• **Written exercise**
What follows is a set of records; restate each one word for word and drop the pictures.

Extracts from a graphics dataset

________

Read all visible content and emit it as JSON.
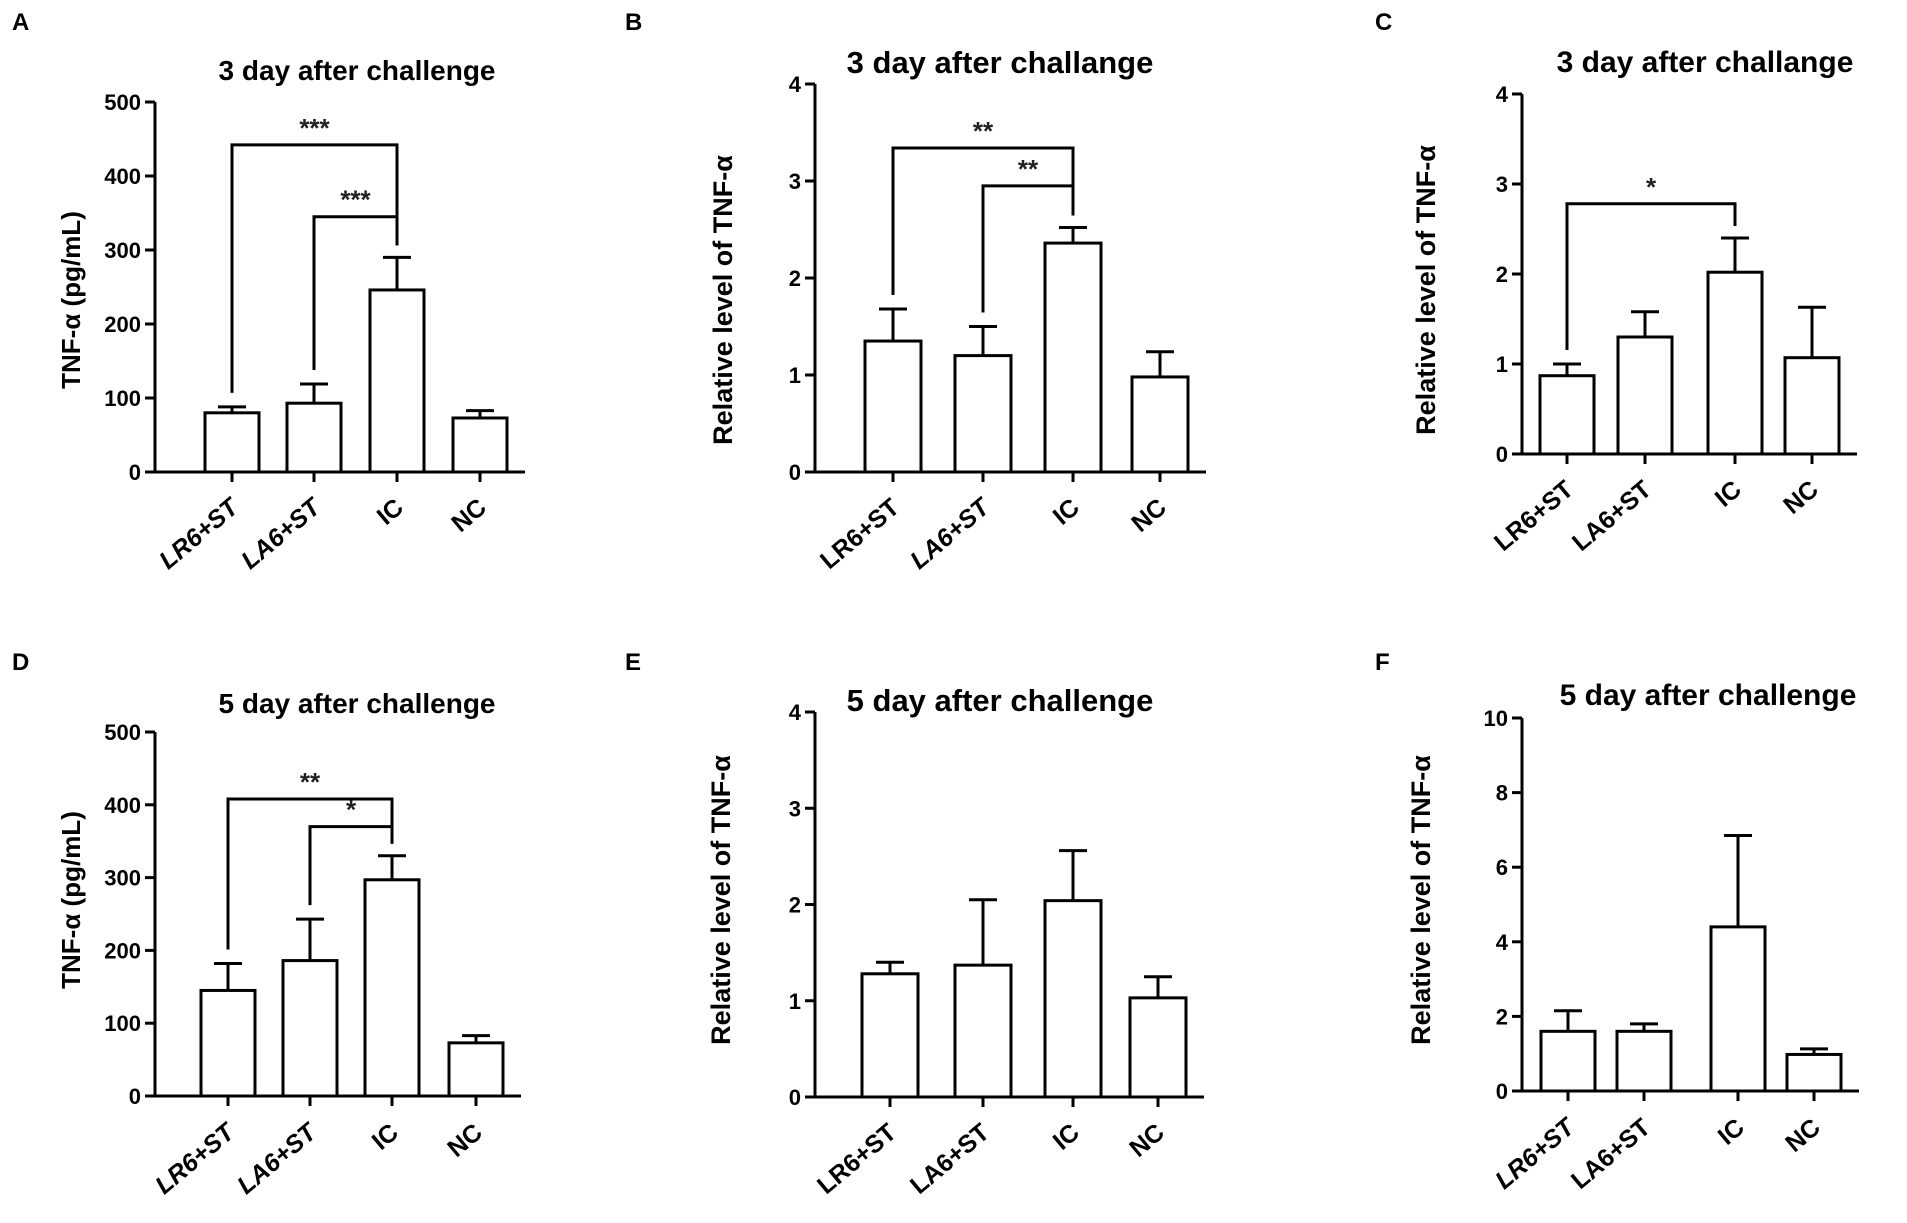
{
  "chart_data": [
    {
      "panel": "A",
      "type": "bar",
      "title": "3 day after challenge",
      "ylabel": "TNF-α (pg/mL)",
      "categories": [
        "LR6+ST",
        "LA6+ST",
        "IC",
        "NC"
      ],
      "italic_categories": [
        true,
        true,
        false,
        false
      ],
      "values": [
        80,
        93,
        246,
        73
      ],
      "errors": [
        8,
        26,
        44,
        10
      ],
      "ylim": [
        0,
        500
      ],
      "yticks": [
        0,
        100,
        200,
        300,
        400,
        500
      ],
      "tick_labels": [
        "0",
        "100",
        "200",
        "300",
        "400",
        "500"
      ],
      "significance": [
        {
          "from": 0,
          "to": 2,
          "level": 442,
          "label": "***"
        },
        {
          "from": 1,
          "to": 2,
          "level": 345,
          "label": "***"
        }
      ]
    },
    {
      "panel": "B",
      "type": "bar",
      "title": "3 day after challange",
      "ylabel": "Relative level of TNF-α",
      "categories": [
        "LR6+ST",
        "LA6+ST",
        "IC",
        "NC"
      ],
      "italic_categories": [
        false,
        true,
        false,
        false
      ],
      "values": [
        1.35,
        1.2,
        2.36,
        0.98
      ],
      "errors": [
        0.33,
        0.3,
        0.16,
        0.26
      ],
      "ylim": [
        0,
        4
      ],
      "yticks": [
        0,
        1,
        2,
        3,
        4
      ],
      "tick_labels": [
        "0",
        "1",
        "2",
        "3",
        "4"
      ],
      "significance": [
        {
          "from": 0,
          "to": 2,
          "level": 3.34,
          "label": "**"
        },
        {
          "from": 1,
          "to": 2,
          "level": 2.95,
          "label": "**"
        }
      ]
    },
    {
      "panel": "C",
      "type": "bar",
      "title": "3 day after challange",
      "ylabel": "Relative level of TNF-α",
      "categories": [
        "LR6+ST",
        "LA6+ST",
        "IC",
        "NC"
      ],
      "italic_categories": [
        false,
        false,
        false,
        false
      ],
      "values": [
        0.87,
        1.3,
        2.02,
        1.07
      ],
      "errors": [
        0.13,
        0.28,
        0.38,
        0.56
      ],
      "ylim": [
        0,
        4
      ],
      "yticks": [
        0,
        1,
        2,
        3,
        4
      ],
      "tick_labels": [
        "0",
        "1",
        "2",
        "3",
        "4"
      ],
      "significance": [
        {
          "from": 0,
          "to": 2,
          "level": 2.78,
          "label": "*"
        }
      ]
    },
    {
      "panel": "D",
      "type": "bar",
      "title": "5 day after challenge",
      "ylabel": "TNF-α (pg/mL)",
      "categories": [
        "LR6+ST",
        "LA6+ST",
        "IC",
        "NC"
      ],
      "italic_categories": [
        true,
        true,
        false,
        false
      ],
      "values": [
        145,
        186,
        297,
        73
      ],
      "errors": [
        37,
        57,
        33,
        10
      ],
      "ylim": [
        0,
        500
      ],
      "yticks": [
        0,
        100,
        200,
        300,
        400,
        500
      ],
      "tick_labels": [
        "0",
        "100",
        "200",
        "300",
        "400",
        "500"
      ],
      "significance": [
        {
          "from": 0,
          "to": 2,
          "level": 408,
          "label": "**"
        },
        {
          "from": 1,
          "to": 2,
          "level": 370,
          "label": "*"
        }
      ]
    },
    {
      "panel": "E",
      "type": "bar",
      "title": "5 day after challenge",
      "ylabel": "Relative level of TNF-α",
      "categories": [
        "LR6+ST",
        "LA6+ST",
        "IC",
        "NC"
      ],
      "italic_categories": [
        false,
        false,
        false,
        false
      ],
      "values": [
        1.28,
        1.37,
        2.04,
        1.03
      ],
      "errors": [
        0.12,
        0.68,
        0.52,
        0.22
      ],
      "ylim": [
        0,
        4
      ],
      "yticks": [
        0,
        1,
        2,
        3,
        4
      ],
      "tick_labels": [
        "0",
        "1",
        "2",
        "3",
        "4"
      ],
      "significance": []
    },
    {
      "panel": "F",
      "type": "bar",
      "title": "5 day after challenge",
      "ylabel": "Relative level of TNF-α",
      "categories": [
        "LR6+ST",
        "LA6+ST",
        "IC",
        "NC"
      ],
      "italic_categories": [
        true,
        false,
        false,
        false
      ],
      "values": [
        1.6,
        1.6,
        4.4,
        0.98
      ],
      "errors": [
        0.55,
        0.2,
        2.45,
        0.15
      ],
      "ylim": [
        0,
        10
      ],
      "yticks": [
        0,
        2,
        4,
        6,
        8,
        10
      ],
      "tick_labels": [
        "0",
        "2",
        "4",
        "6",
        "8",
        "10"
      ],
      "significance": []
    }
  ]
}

________

• **Task output**
Read all visible content and emit it as JSON.
{
  "chart_data": [
    {
      "panel": "A",
      "type": "bar",
      "title": "3 day after challenge",
      "ylabel": "TNF-α (pg/mL)",
      "categories": [
        "LR6+ST",
        "LA6+ST",
        "IC",
        "NC"
      ],
      "italic_categories": [
        true,
        true,
        false,
        false
      ],
      "values": [
        80,
        93,
        246,
        73
      ],
      "errors": [
        8,
        26,
        44,
        10
      ],
      "ylim": [
        0,
        500
      ],
      "yticks": [
        0,
        100,
        200,
        300,
        400,
        500
      ],
      "tick_labels": [
        "0",
        "100",
        "200",
        "300",
        "400",
        "500"
      ],
      "significance": [
        {
          "from": 0,
          "to": 2,
          "level": 442,
          "label": "***"
        },
        {
          "from": 1,
          "to": 2,
          "level": 345,
          "label": "***"
        }
      ]
    },
    {
      "panel": "B",
      "type": "bar",
      "title": "3 day after challange",
      "ylabel": "Relative level of TNF-α",
      "categories": [
        "LR6+ST",
        "LA6+ST",
        "IC",
        "NC"
      ],
      "italic_categories": [
        false,
        true,
        false,
        false
      ],
      "values": [
        1.35,
        1.2,
        2.36,
        0.98
      ],
      "errors": [
        0.33,
        0.3,
        0.16,
        0.26
      ],
      "ylim": [
        0,
        4
      ],
      "yticks": [
        0,
        1,
        2,
        3,
        4
      ],
      "tick_labels": [
        "0",
        "1",
        "2",
        "3",
        "4"
      ],
      "significance": [
        {
          "from": 0,
          "to": 2,
          "level": 3.34,
          "label": "**"
        },
        {
          "from": 1,
          "to": 2,
          "level": 2.95,
          "label": "**"
        }
      ]
    },
    {
      "panel": "C",
      "type": "bar",
      "title": "3 day after challange",
      "ylabel": "Relative level of TNF-α",
      "categories": [
        "LR6+ST",
        "LA6+ST",
        "IC",
        "NC"
      ],
      "italic_categories": [
        false,
        false,
        false,
        false
      ],
      "values": [
        0.87,
        1.3,
        2.02,
        1.07
      ],
      "errors": [
        0.13,
        0.28,
        0.38,
        0.56
      ],
      "ylim": [
        0,
        4
      ],
      "yticks": [
        0,
        1,
        2,
        3,
        4
      ],
      "tick_labels": [
        "0",
        "1",
        "2",
        "3",
        "4"
      ],
      "significance": [
        {
          "from": 0,
          "to": 2,
          "level": 2.78,
          "label": "*"
        }
      ]
    },
    {
      "panel": "D",
      "type": "bar",
      "title": "5 day after challenge",
      "ylabel": "TNF-α (pg/mL)",
      "categories": [
        "LR6+ST",
        "LA6+ST",
        "IC",
        "NC"
      ],
      "italic_categories": [
        true,
        true,
        false,
        false
      ],
      "values": [
        145,
        186,
        297,
        73
      ],
      "errors": [
        37,
        57,
        33,
        10
      ],
      "ylim": [
        0,
        500
      ],
      "yticks": [
        0,
        100,
        200,
        300,
        400,
        500
      ],
      "tick_labels": [
        "0",
        "100",
        "200",
        "300",
        "400",
        "500"
      ],
      "significance": [
        {
          "from": 0,
          "to": 2,
          "level": 408,
          "label": "**"
        },
        {
          "from": 1,
          "to": 2,
          "level": 370,
          "label": "*"
        }
      ]
    },
    {
      "panel": "E",
      "type": "bar",
      "title": "5 day after challenge",
      "ylabel": "Relative level of TNF-α",
      "categories": [
        "LR6+ST",
        "LA6+ST",
        "IC",
        "NC"
      ],
      "italic_categories": [
        false,
        false,
        false,
        false
      ],
      "values": [
        1.28,
        1.37,
        2.04,
        1.03
      ],
      "errors": [
        0.12,
        0.68,
        0.52,
        0.22
      ],
      "ylim": [
        0,
        4
      ],
      "yticks": [
        0,
        1,
        2,
        3,
        4
      ],
      "tick_labels": [
        "0",
        "1",
        "2",
        "3",
        "4"
      ],
      "significance": []
    },
    {
      "panel": "F",
      "type": "bar",
      "title": "5 day after challenge",
      "ylabel": "Relative level of TNF-α",
      "categories": [
        "LR6+ST",
        "LA6+ST",
        "IC",
        "NC"
      ],
      "italic_categories": [
        true,
        false,
        false,
        false
      ],
      "values": [
        1.6,
        1.6,
        4.4,
        0.98
      ],
      "errors": [
        0.55,
        0.2,
        2.45,
        0.15
      ],
      "ylim": [
        0,
        10
      ],
      "yticks": [
        0,
        2,
        4,
        6,
        8,
        10
      ],
      "tick_labels": [
        "0",
        "2",
        "4",
        "6",
        "8",
        "10"
      ],
      "significance": []
    }
  ]
}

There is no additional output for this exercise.